Data for this exercise:
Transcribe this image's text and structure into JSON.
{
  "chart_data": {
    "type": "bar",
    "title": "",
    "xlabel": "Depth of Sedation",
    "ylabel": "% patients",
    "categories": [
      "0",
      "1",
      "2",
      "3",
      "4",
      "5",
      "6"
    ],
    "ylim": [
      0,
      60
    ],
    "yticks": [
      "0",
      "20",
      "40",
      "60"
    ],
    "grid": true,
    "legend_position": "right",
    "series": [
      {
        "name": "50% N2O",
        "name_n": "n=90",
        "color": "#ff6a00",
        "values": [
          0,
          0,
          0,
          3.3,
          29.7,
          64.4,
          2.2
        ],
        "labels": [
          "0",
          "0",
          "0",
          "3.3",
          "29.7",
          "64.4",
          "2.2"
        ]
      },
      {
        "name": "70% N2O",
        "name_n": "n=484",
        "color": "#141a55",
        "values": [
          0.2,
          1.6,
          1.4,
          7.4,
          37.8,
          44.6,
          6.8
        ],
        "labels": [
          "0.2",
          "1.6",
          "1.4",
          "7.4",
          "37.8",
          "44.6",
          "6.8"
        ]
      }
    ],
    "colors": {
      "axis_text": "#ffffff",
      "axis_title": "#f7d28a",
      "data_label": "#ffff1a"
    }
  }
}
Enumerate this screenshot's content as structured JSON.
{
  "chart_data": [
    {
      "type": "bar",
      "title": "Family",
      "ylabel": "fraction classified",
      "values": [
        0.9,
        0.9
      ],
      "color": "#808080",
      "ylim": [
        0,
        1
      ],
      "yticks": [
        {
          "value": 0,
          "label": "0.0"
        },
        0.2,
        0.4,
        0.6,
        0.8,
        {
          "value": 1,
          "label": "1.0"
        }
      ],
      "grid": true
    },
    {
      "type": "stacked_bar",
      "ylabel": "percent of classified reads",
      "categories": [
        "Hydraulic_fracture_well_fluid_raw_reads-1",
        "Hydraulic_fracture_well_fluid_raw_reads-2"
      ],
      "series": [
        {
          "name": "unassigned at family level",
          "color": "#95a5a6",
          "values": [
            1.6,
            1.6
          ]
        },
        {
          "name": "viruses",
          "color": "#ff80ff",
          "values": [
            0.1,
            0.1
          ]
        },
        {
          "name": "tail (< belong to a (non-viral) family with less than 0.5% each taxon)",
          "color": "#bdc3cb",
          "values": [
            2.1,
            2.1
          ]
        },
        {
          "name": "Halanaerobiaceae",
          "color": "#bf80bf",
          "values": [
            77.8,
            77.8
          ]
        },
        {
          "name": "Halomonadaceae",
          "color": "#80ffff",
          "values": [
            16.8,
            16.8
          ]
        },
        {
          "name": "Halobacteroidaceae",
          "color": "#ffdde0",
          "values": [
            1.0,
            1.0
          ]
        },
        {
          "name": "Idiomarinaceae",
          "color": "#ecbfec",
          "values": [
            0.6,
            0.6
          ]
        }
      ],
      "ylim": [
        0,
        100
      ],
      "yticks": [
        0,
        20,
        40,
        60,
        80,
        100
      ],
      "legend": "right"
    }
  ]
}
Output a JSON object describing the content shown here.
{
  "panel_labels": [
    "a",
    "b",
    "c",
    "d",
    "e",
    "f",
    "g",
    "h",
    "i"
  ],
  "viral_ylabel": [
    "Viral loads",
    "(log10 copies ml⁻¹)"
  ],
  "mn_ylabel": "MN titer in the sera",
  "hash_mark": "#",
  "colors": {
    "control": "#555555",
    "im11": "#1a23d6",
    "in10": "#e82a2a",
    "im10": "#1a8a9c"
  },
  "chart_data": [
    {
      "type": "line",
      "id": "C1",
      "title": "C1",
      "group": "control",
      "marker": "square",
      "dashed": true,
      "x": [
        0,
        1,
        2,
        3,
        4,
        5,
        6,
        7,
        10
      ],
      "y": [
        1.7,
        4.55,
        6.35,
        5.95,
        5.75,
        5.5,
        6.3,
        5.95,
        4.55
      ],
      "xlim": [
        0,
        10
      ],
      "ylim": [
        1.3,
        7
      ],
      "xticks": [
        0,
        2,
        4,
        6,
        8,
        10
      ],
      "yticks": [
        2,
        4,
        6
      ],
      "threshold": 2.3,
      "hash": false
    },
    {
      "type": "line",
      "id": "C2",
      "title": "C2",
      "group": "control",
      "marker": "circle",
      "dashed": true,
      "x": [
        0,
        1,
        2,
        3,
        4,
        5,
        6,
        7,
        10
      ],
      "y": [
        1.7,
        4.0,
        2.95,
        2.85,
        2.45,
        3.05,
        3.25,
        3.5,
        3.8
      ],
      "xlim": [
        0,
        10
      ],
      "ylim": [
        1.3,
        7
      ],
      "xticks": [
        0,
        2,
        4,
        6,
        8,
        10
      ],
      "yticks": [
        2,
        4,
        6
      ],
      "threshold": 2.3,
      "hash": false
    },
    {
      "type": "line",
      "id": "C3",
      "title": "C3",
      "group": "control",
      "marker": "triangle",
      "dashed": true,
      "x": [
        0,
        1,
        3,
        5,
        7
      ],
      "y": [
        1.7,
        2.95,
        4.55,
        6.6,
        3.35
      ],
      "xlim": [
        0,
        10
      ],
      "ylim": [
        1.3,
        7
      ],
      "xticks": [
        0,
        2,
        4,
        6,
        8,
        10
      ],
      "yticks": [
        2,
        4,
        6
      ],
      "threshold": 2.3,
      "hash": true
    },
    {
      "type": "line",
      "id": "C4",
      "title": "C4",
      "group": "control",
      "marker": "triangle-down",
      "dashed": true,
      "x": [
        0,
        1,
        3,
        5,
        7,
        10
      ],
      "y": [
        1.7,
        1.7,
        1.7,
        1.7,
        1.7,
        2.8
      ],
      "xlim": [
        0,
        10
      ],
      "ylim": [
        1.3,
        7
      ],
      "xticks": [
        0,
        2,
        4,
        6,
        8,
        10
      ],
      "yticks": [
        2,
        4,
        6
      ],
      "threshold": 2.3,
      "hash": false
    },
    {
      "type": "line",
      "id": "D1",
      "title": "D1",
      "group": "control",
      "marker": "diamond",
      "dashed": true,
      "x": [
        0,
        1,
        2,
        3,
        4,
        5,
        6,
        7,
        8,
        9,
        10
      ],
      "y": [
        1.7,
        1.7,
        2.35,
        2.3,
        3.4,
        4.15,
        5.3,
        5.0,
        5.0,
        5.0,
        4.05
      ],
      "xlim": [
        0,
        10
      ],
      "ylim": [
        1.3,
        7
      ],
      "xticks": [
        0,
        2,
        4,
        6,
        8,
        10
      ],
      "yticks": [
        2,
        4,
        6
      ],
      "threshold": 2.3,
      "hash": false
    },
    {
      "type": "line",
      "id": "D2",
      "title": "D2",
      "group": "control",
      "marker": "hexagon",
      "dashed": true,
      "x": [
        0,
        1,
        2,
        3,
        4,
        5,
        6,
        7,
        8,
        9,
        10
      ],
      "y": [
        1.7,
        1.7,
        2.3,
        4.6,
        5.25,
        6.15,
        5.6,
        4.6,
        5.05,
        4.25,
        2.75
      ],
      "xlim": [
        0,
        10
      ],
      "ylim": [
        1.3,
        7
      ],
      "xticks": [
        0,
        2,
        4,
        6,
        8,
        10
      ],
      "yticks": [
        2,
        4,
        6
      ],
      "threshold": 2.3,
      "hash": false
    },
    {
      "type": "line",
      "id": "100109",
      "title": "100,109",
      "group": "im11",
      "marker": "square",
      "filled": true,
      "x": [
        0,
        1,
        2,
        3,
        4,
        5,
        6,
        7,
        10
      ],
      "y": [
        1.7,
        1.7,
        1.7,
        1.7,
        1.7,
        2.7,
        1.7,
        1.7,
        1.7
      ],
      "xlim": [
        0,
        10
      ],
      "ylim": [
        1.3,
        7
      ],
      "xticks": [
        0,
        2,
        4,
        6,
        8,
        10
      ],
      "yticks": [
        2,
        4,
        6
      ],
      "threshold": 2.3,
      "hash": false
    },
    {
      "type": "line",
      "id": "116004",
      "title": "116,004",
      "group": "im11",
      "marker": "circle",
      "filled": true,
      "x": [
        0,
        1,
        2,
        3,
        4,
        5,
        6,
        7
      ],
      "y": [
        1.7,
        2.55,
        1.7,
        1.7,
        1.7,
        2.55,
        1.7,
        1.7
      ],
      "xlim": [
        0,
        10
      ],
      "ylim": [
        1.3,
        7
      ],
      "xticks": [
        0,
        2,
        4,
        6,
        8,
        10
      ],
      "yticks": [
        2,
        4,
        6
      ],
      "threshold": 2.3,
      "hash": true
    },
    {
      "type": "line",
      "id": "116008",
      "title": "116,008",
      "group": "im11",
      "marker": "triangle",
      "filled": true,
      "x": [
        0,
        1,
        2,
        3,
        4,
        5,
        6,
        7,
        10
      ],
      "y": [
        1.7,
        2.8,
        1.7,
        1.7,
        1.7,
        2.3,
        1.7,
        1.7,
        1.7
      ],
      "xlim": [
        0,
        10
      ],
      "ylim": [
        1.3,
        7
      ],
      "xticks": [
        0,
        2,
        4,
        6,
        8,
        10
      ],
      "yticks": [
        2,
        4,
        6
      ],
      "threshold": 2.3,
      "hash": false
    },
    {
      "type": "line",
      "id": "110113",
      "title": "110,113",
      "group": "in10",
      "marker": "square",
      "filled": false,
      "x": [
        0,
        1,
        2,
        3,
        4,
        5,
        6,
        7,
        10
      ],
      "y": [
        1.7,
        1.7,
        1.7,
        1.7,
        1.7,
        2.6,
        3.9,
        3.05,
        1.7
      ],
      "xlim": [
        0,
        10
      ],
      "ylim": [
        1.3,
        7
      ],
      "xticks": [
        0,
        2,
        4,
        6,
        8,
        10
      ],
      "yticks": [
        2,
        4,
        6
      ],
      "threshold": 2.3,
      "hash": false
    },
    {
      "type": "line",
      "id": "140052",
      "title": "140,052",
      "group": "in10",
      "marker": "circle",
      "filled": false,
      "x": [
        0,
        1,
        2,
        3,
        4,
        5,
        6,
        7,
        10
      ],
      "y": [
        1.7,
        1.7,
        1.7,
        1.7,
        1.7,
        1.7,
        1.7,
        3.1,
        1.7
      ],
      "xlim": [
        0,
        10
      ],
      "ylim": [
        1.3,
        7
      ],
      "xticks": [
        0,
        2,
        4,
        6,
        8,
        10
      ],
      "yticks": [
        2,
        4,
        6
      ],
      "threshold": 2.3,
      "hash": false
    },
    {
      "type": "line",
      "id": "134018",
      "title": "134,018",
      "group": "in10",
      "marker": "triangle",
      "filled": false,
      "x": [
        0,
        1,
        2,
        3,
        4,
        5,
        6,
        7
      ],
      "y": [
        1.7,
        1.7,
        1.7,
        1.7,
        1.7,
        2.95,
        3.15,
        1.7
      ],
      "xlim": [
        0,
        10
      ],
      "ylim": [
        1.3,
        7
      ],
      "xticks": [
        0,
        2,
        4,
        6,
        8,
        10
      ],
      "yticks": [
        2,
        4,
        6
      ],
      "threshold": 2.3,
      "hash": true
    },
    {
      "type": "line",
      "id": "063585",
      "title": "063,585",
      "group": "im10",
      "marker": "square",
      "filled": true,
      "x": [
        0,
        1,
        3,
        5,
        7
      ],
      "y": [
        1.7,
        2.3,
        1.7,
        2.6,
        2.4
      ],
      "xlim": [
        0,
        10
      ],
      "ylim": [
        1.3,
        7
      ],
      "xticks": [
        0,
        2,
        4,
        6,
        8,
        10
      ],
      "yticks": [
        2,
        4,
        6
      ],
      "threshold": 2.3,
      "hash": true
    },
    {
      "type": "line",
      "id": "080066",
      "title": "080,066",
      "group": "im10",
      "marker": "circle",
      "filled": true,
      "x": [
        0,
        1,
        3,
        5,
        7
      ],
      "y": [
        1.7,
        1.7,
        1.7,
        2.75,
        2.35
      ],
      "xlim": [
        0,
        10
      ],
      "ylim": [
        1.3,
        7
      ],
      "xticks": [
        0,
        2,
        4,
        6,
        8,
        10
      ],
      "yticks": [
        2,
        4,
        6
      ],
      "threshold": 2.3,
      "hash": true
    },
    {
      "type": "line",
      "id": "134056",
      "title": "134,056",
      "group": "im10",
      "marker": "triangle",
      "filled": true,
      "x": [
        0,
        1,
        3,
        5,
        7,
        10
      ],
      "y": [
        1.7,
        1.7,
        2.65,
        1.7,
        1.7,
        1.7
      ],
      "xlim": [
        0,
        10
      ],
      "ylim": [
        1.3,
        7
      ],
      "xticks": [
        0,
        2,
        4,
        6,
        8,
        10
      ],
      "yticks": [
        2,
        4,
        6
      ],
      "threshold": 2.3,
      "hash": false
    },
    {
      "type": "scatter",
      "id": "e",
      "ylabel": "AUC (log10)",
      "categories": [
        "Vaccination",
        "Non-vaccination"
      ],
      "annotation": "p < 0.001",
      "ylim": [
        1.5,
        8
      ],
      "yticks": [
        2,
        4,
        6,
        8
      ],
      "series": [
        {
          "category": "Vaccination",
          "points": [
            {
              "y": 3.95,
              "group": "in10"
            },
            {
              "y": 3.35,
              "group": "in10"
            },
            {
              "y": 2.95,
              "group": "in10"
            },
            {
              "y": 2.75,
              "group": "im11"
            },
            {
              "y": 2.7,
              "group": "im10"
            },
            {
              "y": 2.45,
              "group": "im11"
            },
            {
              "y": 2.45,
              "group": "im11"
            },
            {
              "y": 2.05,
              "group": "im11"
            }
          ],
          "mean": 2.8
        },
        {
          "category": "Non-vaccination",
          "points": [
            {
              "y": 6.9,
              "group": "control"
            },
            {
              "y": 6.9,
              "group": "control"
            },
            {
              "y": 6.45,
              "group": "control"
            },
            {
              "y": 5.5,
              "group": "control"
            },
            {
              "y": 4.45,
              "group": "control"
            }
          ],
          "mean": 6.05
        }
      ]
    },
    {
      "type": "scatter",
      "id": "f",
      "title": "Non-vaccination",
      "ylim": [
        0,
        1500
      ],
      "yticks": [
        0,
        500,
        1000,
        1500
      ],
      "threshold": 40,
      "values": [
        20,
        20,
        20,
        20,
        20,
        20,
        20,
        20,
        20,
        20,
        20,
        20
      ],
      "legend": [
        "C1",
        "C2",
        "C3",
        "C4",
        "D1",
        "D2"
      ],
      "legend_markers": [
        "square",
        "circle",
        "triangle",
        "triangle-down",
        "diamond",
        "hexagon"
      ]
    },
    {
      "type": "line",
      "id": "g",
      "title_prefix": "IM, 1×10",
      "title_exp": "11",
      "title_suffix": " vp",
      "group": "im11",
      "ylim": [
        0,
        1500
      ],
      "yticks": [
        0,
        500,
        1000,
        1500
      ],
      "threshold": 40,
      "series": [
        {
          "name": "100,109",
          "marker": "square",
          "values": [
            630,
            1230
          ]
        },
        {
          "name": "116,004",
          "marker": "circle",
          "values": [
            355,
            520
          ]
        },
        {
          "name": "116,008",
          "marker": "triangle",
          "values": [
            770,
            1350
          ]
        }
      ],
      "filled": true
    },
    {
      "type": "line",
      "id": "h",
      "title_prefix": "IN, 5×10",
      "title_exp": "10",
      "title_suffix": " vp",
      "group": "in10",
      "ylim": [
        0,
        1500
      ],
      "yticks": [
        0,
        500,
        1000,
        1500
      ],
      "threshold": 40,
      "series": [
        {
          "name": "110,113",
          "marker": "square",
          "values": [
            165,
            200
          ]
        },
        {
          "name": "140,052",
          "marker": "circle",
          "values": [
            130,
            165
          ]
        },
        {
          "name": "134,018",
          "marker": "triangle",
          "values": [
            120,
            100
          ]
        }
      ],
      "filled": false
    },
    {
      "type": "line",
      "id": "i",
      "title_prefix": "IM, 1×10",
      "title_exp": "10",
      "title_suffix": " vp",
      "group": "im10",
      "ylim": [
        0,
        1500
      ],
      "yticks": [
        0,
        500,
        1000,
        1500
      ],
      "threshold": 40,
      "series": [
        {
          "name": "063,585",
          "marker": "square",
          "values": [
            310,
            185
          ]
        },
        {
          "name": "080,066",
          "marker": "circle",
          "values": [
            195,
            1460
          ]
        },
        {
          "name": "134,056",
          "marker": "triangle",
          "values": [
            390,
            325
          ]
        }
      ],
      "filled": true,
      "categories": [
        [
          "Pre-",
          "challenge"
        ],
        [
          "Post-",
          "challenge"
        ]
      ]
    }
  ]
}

Work required:
Lines that contain "JSON" are the result; find them in the entries above and copy each one.

Solution for this exercise:
Transcribe this image's text and structure into JSON.
Enumerate this screenshot's content as structured JSON.
Output a JSON object describing the content shown here.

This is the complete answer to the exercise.